| DESCRIPTION OF THE TASK |
Please report, as a single number with no other text, how many lines of the listing contain "auxotrophic".

■ ■ ■ ■

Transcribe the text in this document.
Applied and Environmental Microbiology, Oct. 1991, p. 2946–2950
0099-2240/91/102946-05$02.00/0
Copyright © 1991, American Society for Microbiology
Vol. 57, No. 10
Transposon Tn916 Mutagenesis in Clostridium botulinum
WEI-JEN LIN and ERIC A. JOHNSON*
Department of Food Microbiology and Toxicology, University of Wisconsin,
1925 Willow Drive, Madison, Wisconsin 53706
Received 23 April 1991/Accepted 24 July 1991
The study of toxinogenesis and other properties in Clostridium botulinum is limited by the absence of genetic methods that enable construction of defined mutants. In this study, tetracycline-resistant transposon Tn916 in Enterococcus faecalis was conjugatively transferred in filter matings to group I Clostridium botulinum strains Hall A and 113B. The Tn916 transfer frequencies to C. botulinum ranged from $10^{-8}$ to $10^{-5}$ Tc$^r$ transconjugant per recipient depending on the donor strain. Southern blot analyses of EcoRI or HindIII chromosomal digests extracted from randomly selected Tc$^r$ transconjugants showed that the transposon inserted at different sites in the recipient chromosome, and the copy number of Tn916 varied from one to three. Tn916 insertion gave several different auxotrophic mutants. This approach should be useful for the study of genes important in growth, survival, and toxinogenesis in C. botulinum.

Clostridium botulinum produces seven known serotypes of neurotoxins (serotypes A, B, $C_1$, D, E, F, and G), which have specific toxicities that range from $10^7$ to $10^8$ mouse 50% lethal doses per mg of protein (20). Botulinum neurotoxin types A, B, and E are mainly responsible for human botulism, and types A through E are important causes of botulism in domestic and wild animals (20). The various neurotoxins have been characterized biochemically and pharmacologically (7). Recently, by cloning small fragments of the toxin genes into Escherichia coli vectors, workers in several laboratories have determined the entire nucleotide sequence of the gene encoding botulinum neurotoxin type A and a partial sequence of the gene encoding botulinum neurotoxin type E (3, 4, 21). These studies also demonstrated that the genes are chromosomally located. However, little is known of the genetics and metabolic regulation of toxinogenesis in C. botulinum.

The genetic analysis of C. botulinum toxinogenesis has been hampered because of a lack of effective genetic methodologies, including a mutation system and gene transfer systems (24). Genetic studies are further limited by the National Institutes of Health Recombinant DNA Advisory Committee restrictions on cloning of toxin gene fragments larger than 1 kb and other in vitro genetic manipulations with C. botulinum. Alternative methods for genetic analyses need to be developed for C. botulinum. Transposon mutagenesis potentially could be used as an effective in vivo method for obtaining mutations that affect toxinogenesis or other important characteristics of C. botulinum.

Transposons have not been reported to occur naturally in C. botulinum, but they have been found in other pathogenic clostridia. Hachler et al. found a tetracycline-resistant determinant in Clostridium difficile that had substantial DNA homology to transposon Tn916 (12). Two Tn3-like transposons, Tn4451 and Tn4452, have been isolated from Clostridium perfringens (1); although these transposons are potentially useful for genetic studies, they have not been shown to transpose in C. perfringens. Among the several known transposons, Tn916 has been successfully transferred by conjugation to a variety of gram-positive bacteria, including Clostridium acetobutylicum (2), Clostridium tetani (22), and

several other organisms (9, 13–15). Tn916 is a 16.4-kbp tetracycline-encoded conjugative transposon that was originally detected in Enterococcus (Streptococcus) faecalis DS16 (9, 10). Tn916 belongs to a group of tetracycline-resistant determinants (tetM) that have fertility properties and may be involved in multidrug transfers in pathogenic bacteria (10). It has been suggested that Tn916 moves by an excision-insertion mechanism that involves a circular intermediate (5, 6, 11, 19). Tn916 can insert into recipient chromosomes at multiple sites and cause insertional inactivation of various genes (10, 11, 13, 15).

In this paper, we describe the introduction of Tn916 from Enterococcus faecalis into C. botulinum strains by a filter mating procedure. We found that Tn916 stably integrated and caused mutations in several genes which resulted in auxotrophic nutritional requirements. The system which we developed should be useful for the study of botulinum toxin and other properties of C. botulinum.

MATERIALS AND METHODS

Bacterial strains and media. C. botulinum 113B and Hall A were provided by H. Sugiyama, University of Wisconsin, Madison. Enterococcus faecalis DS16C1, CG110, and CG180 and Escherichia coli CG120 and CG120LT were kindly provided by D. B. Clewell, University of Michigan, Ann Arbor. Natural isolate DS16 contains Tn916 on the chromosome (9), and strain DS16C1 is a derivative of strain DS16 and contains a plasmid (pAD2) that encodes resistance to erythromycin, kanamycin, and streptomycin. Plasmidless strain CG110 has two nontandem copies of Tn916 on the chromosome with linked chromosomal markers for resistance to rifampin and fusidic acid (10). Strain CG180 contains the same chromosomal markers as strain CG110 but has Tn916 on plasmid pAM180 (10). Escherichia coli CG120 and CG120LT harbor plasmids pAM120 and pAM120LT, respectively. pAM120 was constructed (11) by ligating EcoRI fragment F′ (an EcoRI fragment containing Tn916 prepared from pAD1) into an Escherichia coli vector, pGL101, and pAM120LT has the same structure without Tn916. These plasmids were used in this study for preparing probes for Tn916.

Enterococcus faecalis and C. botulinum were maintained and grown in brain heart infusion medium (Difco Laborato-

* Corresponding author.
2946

■ ■ ■ ■

| RESULT |
2